Data excerpts
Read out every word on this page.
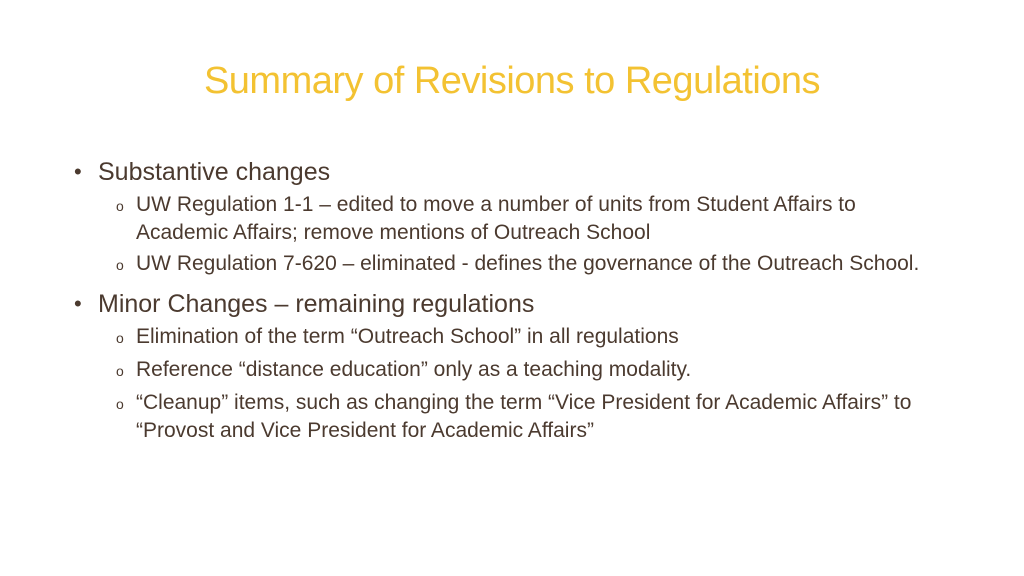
Summary of Revisions to Regulations
• Substantive changes
o UW Regulation 1-1 – edited to move a number of units from Student Affairs to Academic Affairs; remove mentions of Outreach School
o UW Regulation 7-620 – eliminated - defines the governance of the Outreach School.
• Minor Changes – remaining regulations
o Elimination of the term “Outreach School” in all regulations
o Reference “distance education” only as a teaching modality.
o “Cleanup” items, such as changing the term “Vice President for Academic Affairs” to “Provost and Vice President for Academic Affairs”
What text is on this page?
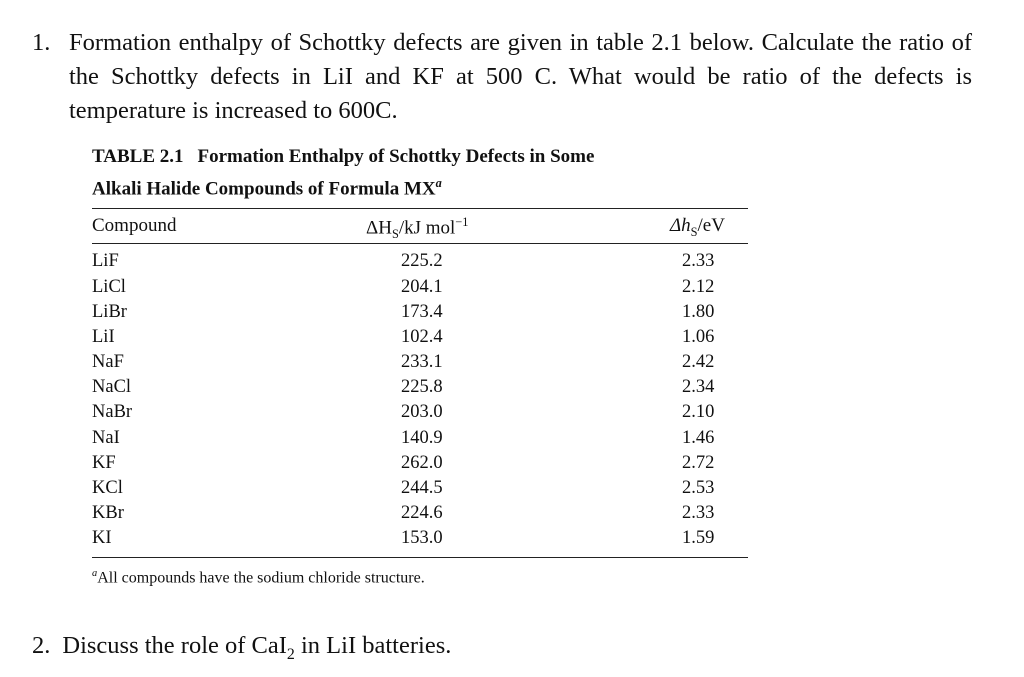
1. Formation enthalpy of Schottky defects are given in table 2.1 below. Calculate the ratio of the Schottky defects in LiI and KF at 500 C. What would be ratio of the defects is temperature is increased to 600C.
TABLE 2.1 Formation Enthalpy of Schottky Defects in Some
Alkali Halide Compounds of Formula $MX^a$
Compound	$\Delta H_S/kJ$ mol$^{-1}$	$\Delta h_S/eV$
LiF	225.2	2.33
LiCl	204.1	2.12
LiBr	173.4	1.80
LiI	102.4	1.06
NaF	233.1	2.42
NaCl	225.8	2.34
NaBr	203.0	2.10
NaI	140.9	1.46
KF	262.0	2.72
KCl	244.5	2.53
KBr	224.6	2.33
KI	153.0	1.59
$^a$All compounds have the sodium chloride structure.
2. Discuss the role of CaI$_2$ in LiI batteries.
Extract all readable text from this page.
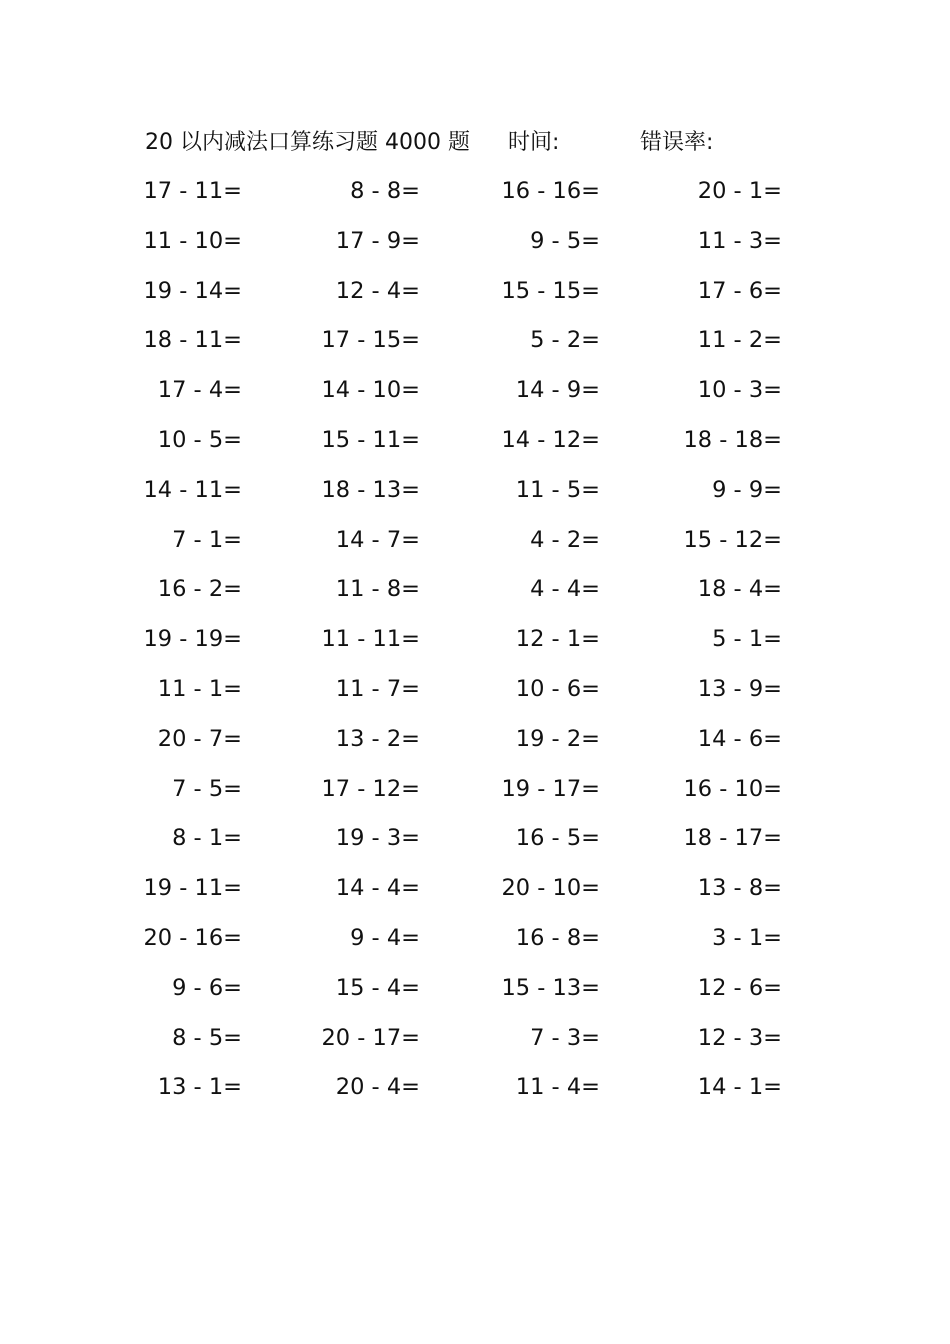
20 以内减法口算练习题 4000 题 时间:	错误率:
17 - 11=	8 - 8=	16 - 16=	20 - 1=
11 - 10=	17 - 9=	9 - 5=	11 - 3=
19 - 14=	12 - 4=	15 - 15=	17 - 6=
18 - 11=	17 - 15=	5 - 2=	11 - 2=
17 - 4=	14 - 10=	14 - 9=	10 - 3=
10 - 5=	15 - 11=	14 - 12=	18 - 18=
14 - 11=	18 - 13=	11 - 5=	9 - 9=
7 - 1=	14 - 7=	4 - 2=	15 - 12=
16 - 2=	11 - 8=	4 - 4=	18 - 4=
19 - 19=	11 - 11=	12 - 1=	5 - 1=
11 - 1=	11 - 7=	10 - 6=	13 - 9=
20 - 7=	13 - 2=	19 - 2=	14 - 6=
7 - 5=	17 - 12=	19 - 17=	16 - 10=
8 - 1=	19 - 3=	16 - 5=	18 - 17=
19 - 11=	14 - 4=	20 - 10=	13 - 8=
20 - 16=	9 - 4=	16 - 8=	3 - 1=
9 - 6=	15 - 4=	15 - 13=	12 - 6=
8 - 5=	20 - 17=	7 - 3=	12 - 3=
13 - 1=	20 - 4=	11 - 4=	14 - 1=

WHAT IS BEING ASKED: Copy each line above containing the string "page".

TASK OUTPUT:
Read out every word on this page.
What text is on this page?
Extract all readable text from this page.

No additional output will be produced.